Given instruction |
Repeat the records exactly. Every line must match.

Exercise data |
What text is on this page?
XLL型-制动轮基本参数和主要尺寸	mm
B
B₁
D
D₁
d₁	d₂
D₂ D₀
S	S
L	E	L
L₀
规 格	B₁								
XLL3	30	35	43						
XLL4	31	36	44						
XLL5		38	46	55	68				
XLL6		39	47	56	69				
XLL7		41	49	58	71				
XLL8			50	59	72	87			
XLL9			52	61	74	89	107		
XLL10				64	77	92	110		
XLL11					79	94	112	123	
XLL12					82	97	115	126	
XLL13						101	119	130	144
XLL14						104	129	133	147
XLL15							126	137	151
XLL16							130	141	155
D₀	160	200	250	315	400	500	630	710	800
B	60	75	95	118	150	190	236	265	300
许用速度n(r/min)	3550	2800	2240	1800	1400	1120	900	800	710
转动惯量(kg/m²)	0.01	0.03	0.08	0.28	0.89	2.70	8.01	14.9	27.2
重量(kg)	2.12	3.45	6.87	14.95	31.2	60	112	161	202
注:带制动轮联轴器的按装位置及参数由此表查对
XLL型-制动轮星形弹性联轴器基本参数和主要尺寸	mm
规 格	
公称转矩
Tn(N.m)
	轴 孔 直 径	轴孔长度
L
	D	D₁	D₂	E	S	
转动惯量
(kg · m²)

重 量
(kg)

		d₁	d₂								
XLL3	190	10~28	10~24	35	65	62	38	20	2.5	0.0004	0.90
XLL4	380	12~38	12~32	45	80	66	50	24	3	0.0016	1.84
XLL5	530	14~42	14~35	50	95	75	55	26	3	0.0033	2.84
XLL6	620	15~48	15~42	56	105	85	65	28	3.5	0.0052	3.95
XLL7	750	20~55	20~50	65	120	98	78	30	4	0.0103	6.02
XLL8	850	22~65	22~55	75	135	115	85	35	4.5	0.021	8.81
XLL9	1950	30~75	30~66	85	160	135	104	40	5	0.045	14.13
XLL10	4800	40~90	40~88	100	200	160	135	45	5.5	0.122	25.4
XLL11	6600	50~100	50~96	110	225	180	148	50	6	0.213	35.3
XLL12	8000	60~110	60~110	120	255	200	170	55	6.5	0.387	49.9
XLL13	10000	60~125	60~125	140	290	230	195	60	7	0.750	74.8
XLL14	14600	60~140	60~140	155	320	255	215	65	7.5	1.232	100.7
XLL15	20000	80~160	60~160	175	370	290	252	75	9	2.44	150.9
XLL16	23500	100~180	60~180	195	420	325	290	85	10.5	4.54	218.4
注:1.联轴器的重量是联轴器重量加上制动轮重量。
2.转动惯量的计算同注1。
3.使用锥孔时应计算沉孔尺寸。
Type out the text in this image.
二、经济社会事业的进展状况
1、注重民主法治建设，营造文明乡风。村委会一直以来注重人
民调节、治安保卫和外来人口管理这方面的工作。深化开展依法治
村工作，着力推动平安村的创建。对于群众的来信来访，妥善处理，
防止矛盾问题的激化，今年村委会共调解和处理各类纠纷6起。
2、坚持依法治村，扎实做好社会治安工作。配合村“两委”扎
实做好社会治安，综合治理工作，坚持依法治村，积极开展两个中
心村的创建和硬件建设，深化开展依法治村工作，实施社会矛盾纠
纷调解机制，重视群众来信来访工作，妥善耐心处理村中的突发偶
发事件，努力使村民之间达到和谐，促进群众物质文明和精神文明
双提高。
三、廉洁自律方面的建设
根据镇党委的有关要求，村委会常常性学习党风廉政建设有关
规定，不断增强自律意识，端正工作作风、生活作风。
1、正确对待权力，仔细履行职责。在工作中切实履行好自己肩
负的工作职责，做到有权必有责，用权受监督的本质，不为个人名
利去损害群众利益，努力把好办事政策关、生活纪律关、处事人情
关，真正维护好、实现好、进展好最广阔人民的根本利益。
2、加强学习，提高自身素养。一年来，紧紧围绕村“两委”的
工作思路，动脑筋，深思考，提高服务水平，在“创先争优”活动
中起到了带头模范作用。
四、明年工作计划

Task solution |
What text is on this page?
XLL型-制动轮基本参数和主要尺寸	mm
B
B₁
D
D₁
d₁	d₂
D₂ D₀
S	S
L	E	L
L₀
规 格	B₁								
XLL3	30	35	43						
XLL4	31	36	44						
XLL5		38	46	55	68				
XLL6		39	47	56	69				
XLL7		41	49	58	71				
XLL8			50	59	72	87			
XLL9			52	61	74	89	107		
XLL10				64	77	92	110		
XLL11					79	94	112	123	
XLL12					82	97	115	126	
XLL13						101	119	130	144
XLL14						104	129	133	147
XLL15							126	137	151
XLL16							130	141	155
D₀	160	200	250	315	400	500	630	710	800
B	60	75	95	118	150	190	236	265	300
许用速度n(r/min)	3550	2800	2240	1800	1400	1120	900	800	710
转动惯量(kg/m²)	0.01	0.03	0.08	0.28	0.89	2.70	8.01	14.9	27.2
重量(kg)	2.12	3.45	6.87	14.95	31.2	60	112	161	202
注:带制动轮联轴器的按装位置及参数由此表查对
XLL型-制动轮星形弹性联轴器基本参数和主要尺寸	mm
规 格	
公称转矩
Tn(N.m)
	轴 孔 直 径	轴孔长度
L
	D	D₁	D₂	E	S	
转动惯量
(kg · m²)

重 量
(kg)

		d₁	d₂								
XLL3	190	10~28	10~24	35	65	62	38	20	2.5	0.0004	0.90
XLL4	380	12~38	12~32	45	80	66	50	24	3	0.0016	1.84
XLL5	530	14~42	14~35	50	95	75	55	26	3	0.0033	2.84
XLL6	620	15~48	15~42	56	105	85	65	28	3.5	0.0052	3.95
XLL7	750	20~55	20~50	65	120	98	78	30	4	0.0103	6.02
XLL8	850	22~65	22~55	75	135	115	85	35	4.5	0.021	8.81
XLL9	1950	30~75	30~66	85	160	135	104	40	5	0.045	14.13
XLL10	4800	40~90	40~88	100	200	160	135	45	5.5	0.122	25.4
XLL11	6600	50~100	50~96	110	225	180	148	50	6	0.213	35.3
XLL12	8000	60~110	60~110	120	255	200	170	55	6.5	0.387	49.9
XLL13	10000	60~125	60~125	140	290	230	195	60	7	0.750	74.8
XLL14	14600	60~140	60~140	155	320	255	215	65	7.5	1.232	100.7
XLL15	20000	80~160	60~160	175	370	290	252	75	9	2.44	150.9
XLL16	23500	100~180	60~180	195	420	325	290	85	10.5	4.54	218.4
注:1.联轴器的重量是联轴器重量加上制动轮重量。
2.转动惯量的计算同注1。
3.使用锥孔时应计算沉孔尺寸。
Type out the text in this image.
二、经济社会事业的进展状况
1、注重民主法治建设，营造文明乡风。村委会一直以来注重人
民调节、治安保卫和外来人口管理这方面的工作。深化开展依法治
村工作，着力推动平安村的创建。对于群众的来信来访，妥善处理，
防止矛盾问题的激化，今年村委会共调解和处理各类纠纷6起。
2、坚持依法治村，扎实做好社会治安工作。配合村“两委”扎
实做好社会治安，综合治理工作，坚持依法治村，积极开展两个中
心村的创建和硬件建设，深化开展依法治村工作，实施社会矛盾纠
纷调解机制，重视群众来信来访工作，妥善耐心处理村中的突发偶
发事件，努力使村民之间达到和谐，促进群众物质文明和精神文明
双提高。
三、廉洁自律方面的建设
根据镇党委的有关要求，村委会常常性学习党风廉政建设有关
规定，不断增强自律意识，端正工作作风、生活作风。
1、正确对待权力，仔细履行职责。在工作中切实履行好自己肩
负的工作职责，做到有权必有责，用权受监督的本质，不为个人名
利去损害群众利益，努力把好办事政策关、生活纪律关、处事人情
关，真正维护好、实现好、进展好最广阔人民的根本利益。
2、加强学习，提高自身素养。一年来，紧紧围绕村“两委”的
工作思路，动脑筋，深思考，提高服务水平，在“创先争优”活动
中起到了带头模范作用。
四、明年工作计划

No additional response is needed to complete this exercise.